- **REQUIREMENT**
Copy each line below that includes "Covariance".

- **DATA SHOWN**
>> Start
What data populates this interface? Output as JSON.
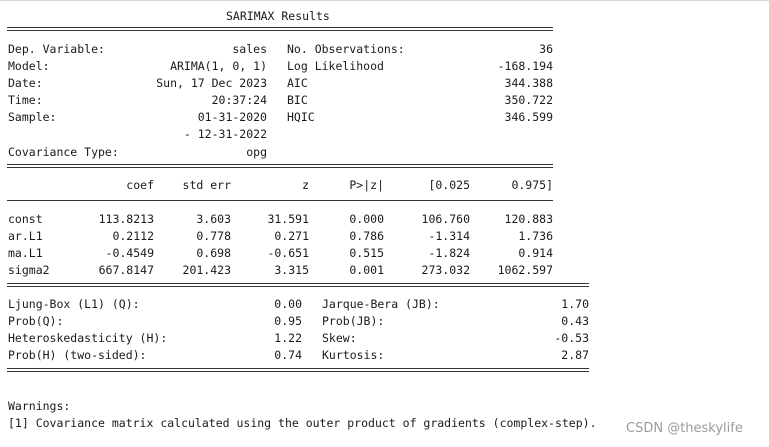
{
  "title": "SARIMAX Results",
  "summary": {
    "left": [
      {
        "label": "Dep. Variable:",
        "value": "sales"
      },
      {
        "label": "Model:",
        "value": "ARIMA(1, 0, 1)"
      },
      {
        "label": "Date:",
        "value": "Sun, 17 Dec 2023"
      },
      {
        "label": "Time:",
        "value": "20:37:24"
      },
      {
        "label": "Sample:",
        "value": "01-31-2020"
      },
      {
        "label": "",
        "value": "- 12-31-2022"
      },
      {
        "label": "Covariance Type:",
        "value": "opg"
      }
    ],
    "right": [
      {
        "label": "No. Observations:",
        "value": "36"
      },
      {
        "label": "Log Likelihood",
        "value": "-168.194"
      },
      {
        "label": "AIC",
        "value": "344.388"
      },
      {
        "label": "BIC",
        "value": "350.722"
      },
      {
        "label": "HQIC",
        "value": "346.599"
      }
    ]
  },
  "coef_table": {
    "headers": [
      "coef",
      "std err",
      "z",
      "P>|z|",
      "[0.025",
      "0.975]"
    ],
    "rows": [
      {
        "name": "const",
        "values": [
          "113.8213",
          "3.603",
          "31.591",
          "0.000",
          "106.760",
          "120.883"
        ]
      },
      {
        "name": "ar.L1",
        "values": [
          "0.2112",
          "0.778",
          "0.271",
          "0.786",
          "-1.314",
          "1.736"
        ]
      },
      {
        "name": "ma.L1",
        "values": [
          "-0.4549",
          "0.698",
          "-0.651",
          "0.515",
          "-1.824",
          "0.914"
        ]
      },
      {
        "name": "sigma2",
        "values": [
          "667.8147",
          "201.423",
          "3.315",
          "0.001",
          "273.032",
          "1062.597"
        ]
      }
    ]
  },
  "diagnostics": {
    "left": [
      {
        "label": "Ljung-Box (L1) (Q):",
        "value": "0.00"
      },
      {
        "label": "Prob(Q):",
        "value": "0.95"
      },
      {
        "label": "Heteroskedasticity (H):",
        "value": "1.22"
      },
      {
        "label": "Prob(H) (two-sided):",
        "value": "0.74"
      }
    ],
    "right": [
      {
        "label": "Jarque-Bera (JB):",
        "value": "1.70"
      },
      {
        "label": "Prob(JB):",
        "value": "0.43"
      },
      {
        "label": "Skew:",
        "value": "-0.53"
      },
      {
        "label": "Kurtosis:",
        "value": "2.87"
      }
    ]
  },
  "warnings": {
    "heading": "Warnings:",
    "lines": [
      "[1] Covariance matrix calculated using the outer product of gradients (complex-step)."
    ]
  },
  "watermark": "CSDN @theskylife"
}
>> End
- **EXPECTED OUTPUT**
        "label": "Covariance Type:",
      "[1] Covariance matrix calculated using the outer product of gradients (complex-step)."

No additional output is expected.